**Task instructions**. Work out how many lines of the material below mention the word "icon"; reply with the number only.

══════

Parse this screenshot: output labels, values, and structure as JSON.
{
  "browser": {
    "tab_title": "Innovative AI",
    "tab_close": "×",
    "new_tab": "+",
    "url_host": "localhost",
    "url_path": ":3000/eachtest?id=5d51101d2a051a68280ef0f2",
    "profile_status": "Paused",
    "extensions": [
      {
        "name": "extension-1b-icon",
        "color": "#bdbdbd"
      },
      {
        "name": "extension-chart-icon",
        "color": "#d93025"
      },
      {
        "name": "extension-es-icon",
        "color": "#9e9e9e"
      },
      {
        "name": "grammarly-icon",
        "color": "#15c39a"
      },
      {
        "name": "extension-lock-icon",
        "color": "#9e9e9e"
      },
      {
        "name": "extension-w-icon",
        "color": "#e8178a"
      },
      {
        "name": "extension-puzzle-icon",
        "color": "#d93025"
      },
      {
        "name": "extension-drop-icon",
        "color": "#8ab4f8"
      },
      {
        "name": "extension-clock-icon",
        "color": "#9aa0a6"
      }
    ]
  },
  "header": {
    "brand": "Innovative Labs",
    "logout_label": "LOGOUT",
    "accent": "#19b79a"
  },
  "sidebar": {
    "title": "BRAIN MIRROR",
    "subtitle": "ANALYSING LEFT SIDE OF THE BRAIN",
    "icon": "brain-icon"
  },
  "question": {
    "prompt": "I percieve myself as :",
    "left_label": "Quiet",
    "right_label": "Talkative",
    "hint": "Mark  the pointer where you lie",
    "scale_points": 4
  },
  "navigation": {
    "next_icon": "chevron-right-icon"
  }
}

══════

**Written answer**. 11